[START STORED DATA]
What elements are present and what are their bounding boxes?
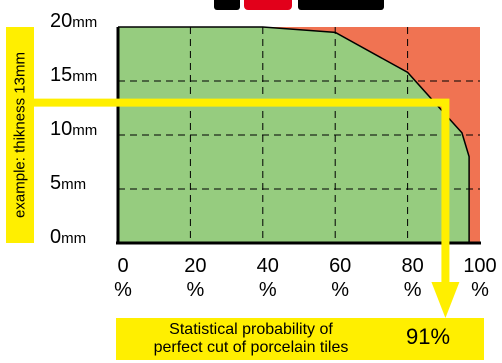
example-label: example: thikness 13mm	[11, 52, 29, 218]
x-tick-value: 80	[401, 255, 424, 277]
x-tick-label: 80%	[393, 254, 433, 302]
result-line-1: Statistical probability of	[169, 321, 333, 338]
result-value: 91%	[406, 324, 451, 349]
x-tick-label: 100%	[460, 254, 500, 302]
x-tick-unit: %	[258, 279, 277, 301]
x-tick-unit: %	[403, 279, 422, 301]
result-line-2: perfect cut of porcelain tiles	[153, 339, 349, 356]
x-tick-value: 100	[463, 255, 497, 277]
brand-logo-badge	[244, 0, 292, 10]
y-tick-label: 10mm	[50, 118, 114, 141]
y-tick-value: 10	[50, 118, 73, 140]
x-tick-value: 60	[329, 255, 352, 277]
example-label-box	[6, 27, 34, 243]
y-tick-unit: mm	[72, 14, 98, 31]
result-box: Statistical probability of perfect cut o…	[116, 318, 484, 360]
x-tick-unit: %	[186, 279, 205, 301]
x-tick-value: 40	[256, 255, 279, 277]
x-tick-label: 40%	[248, 254, 288, 302]
boundary-line	[118, 26, 470, 243]
x-tick-value: 0	[117, 255, 129, 277]
x-tick-value: 20	[184, 255, 207, 277]
bad-cut-area	[118, 27, 480, 243]
x-tick-unit: %	[471, 279, 489, 301]
example-arrow-line	[34, 98, 450, 290]
y-tick-value: 0	[50, 226, 62, 248]
y-tick-unit: mm	[72, 68, 98, 85]
result-description: Statistical probability of perfect cut o…	[116, 321, 386, 357]
brand-logo-left	[214, 0, 240, 10]
example-arrow-head	[431, 282, 460, 318]
y-tick-label: 20mm	[50, 10, 114, 33]
y-tick-label: 0mm	[50, 226, 114, 249]
y-tick-value: 20	[50, 10, 73, 32]
y-tick-unit: mm	[72, 122, 98, 139]
x-tick-label: 0%	[103, 254, 143, 302]
y-tick-value: 5	[50, 172, 62, 194]
brand-logo-right	[298, 0, 384, 10]
x-tick-unit: %	[114, 279, 132, 301]
y-tick-value: 15	[50, 64, 73, 86]
y-tick-label: 15mm	[50, 64, 114, 87]
y-tick-unit: mm	[61, 176, 87, 193]
y-tick-unit: mm	[61, 230, 87, 247]
x-tick-label: 20%	[175, 254, 215, 302]
grid-lines	[118, 27, 480, 243]
x-tick-unit: %	[331, 279, 350, 301]
y-tick-label: 5mm	[50, 172, 114, 195]
x-tick-label: 60%	[320, 254, 360, 302]
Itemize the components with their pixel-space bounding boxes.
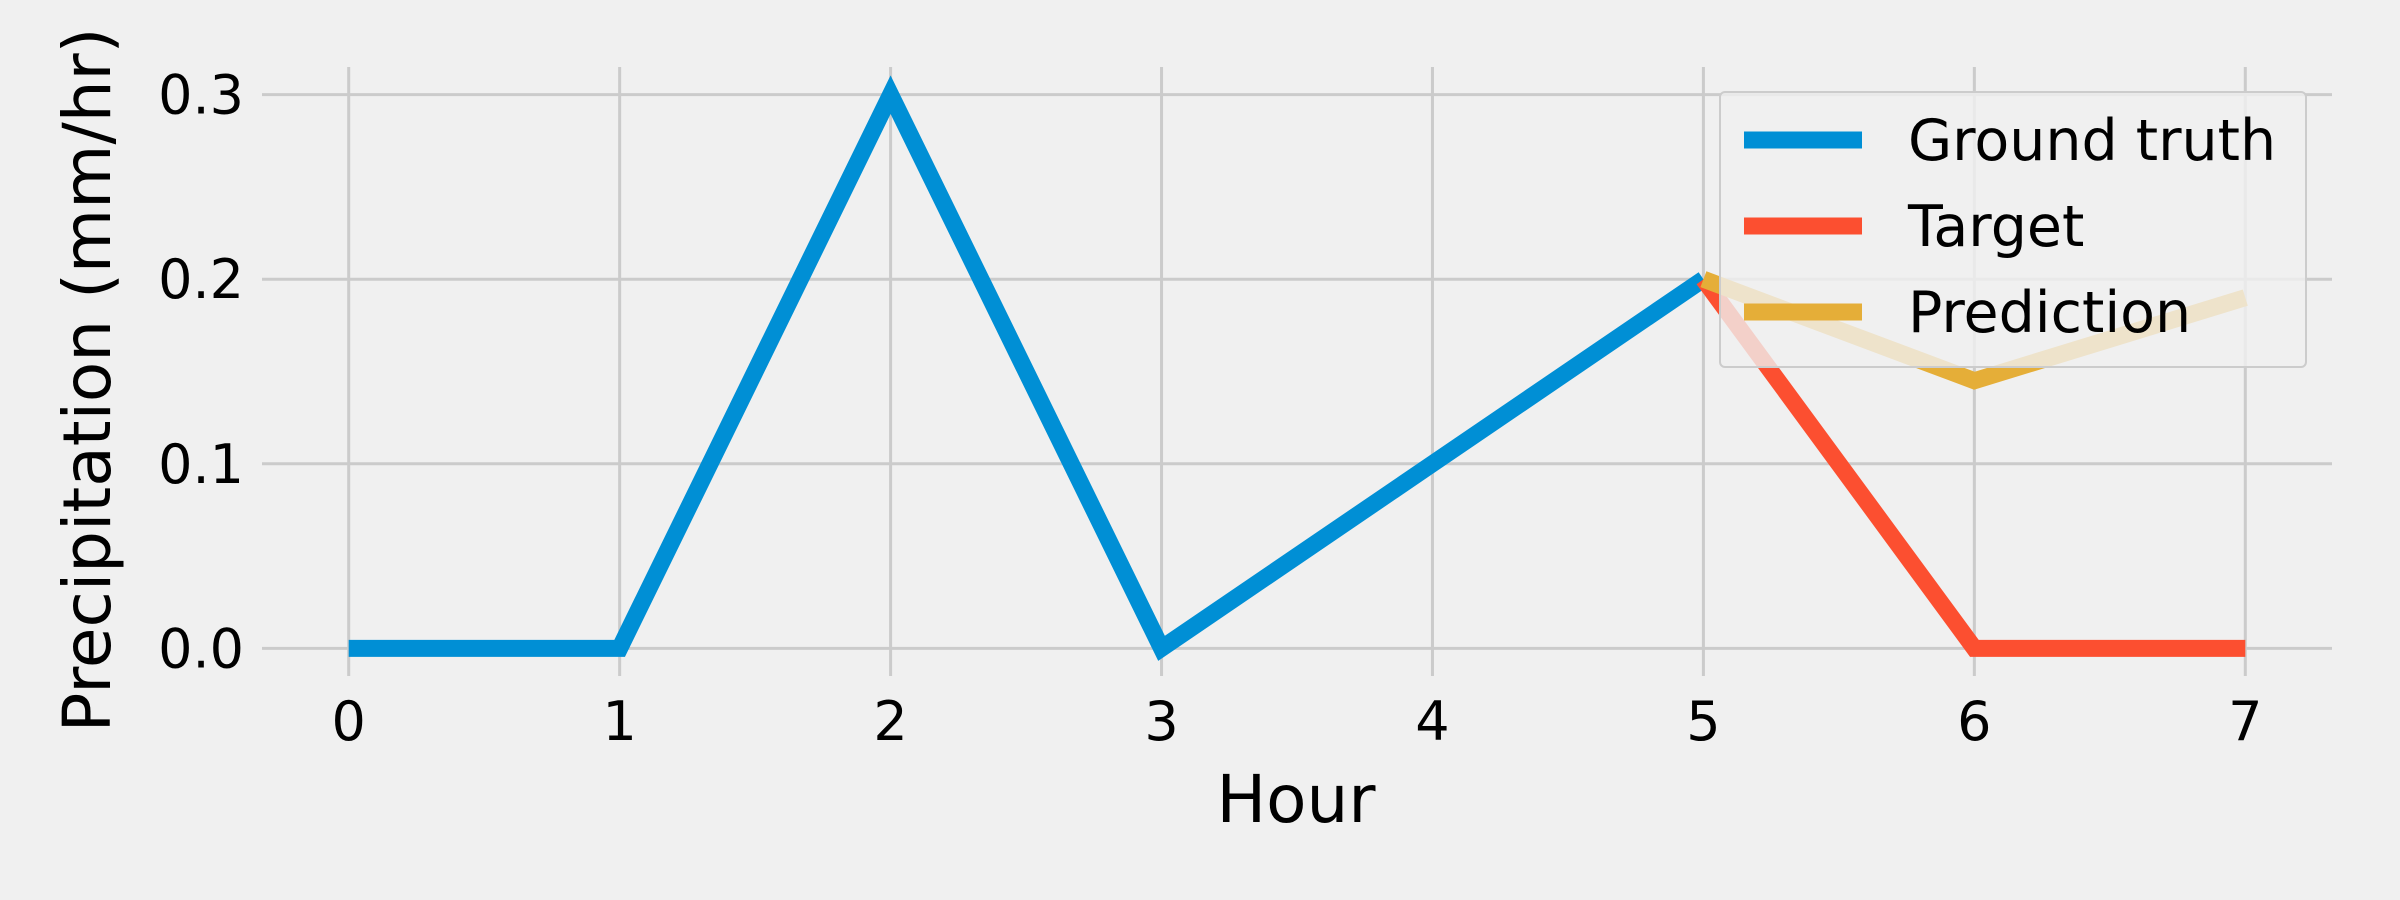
[END STORED DATA]
_OBJECTIVE_
Express every line of the items above as a JSON list of strings, one string per line, omitting blank lines and the pictures.

_THE REPLY_
[
  "What elements are present and what are their bounding boxes?",
  "example-label: example: thikness 13mm\t[11, 52, 29, 218]",
  "x-tick-value: 80\t[401, 255, 424, 277]",
  "x-tick-label: 80%\t[393, 254, 433, 302]",
  "result-line-1: Statistical probability of\t[169, 321, 333, 338]",
  "result-value: 91%\t[406, 324, 451, 349]",
  "x-tick-label: 100%\t[460, 254, 500, 302]",
  "x-tick-unit: %\t[258, 279, 277, 301]",
  "x-tick-unit: %\t[403, 279, 422, 301]",
  "result-line-2: perfect cut of porcelain tiles\t[153, 339, 349, 356]",
  "x-tick-value: 100\t[463, 255, 497, 277]",
  "brand-logo-badge\t[244, 0, 292, 10]",
  "y-tick-label: 10mm\t[50, 118, 114, 141]",
  "y-tick-value: 10\t[50, 118, 73, 140]",
  "x-tick-value: 60\t[329, 255, 352, 277]",
  "example-label-box\t[6, 27, 34, 243]",
  "y-tick-unit: mm\t[72, 14, 98, 31]",
  "result-box: Statistical probability of perfect cut o…\t[116, 318, 484, 360]",
  "x-tick-unit: %\t[186, 279, 205, 301]",
  "x-tick-value: 40\t[256, 255, 279, 277]",
  "x-tick-label: 40%\t[248, 254, 288, 302]",
  "boundary-line\t[118, 26, 470, 243]",
  "x-tick-value: 0\t[117, 255, 129, 277]",
  "x-tick-value: 20\t[184, 255, 207, 277]",
  "bad-cut-area\t[118, 27, 480, 243]",
  "x-tick-unit: %\t[471, 279, 489, 301]",
  "example-arrow-line\t[34, 98, 450, 290]",
  "y-tick-value: 0\t[50, 226, 62, 248]",
  "y-tick-unit: mm\t[72, 68, 98, 85]",
  "result-description: Statistical probability of perfect cut o…\t[116, 321, 386, 357]",
  "brand-logo-left\t[214, 0, 240, 10]",
  "example-arrow-head\t[431, 282, 460, 318]",
  "y-tick-label: 20mm\t[50, 10, 114, 33]",
  "y-tick-label: 0mm\t[50, 226, 114, 249]",
  "y-tick-value: 20\t[50, 10, 73, 32]",
  "y-tick-unit: mm\t[72, 122, 98, 139]",
  "x-tick-label: 0%\t[103, 254, 143, 302]",
  "y-tick-value: 5\t[50, 172, 62, 194]",
  "brand-logo-right\t[298, 0, 384, 10]",
  "x-tick-unit: %\t[114, 279, 132, 301]",
  "y-tick-value: 15\t[50, 64, 73, 86]",
  "y-tick-label: 15mm\t[50, 64, 114, 87]",
  "y-tick-unit: mm\t[61, 176, 87, 193]",
  "y-tick-unit: mm\t[61, 230, 87, 247]",
  "x-tick-label: 20%\t[175, 254, 215, 302]",
  "grid-lines\t[118, 27, 480, 243]",
  "x-tick-unit: %\t[331, 279, 350, 301]",
  "y-tick-label: 5mm\t[50, 172, 114, 195]",
  "x-tick-label: 60%\t[320, 254, 360, 302]",
  "Itemize the components with their pixel-space bounding boxes."
]